Exercise brief:
Each line containing the word "funkcji" needs to be copied.

Stored items from a collection
►
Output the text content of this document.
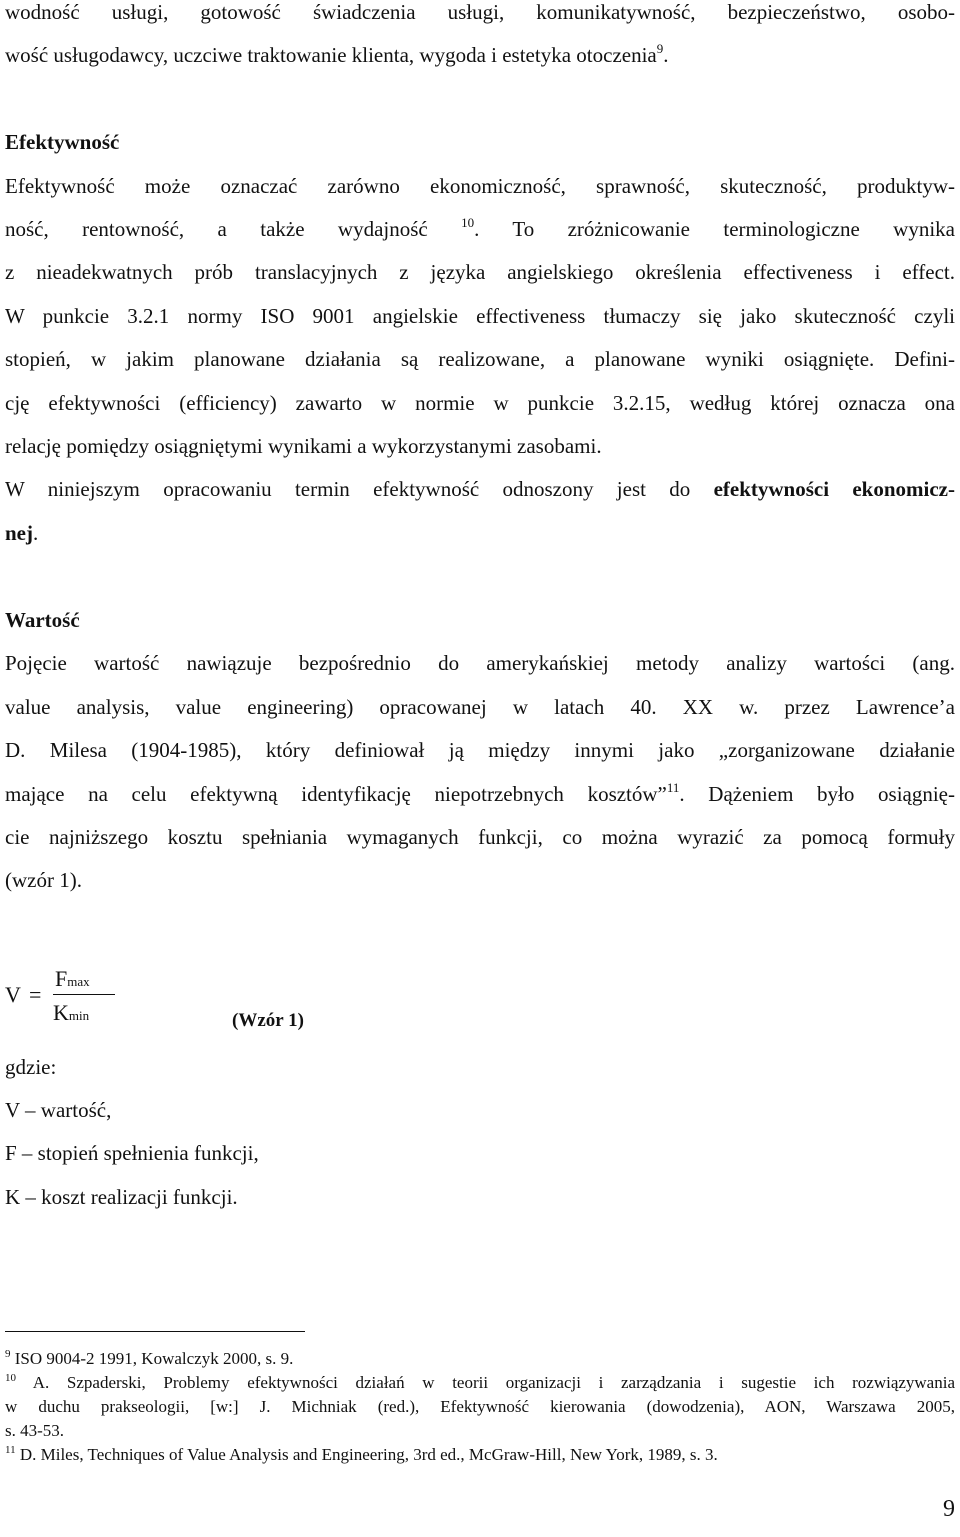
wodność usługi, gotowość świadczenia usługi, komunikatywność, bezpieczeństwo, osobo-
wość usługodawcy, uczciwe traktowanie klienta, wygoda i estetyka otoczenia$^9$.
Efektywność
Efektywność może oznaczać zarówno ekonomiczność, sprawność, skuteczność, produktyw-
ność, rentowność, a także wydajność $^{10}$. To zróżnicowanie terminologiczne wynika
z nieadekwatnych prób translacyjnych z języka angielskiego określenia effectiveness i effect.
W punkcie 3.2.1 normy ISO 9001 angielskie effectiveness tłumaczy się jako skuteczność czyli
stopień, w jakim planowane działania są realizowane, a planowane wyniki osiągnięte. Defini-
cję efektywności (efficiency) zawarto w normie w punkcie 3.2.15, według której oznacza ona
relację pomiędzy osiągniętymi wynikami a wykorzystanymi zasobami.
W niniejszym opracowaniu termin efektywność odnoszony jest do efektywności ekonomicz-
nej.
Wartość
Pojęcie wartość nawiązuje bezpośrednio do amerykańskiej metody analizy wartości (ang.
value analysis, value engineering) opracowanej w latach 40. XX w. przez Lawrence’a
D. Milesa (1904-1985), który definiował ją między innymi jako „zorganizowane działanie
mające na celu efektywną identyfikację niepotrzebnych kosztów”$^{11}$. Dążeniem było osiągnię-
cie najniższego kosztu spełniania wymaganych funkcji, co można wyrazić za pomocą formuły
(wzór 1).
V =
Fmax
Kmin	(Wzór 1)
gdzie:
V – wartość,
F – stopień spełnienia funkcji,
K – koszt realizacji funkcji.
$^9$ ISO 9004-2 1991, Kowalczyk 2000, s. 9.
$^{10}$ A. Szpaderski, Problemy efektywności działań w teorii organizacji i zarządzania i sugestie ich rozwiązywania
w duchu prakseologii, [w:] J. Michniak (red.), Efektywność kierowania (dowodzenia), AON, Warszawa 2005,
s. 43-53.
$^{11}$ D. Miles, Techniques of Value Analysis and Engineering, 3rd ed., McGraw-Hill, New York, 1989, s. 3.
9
◄
►
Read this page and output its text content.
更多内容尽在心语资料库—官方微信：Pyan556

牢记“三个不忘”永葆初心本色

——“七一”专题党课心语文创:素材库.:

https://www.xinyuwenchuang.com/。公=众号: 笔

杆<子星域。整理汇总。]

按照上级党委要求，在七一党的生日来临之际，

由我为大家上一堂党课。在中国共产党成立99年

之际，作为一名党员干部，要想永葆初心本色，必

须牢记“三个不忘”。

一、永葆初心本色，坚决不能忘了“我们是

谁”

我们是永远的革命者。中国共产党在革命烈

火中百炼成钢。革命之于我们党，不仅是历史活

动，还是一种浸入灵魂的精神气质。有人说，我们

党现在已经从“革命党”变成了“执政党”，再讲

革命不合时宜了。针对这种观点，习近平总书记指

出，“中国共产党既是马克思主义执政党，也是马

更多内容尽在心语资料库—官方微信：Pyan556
◄
Solution to this problem:
cie najniższego kosztu spełniania wymaganych funkcji, co można wyrazić za pomocą formuły
F – stopień spełnienia funkcji,
K – koszt realizacji funkcji.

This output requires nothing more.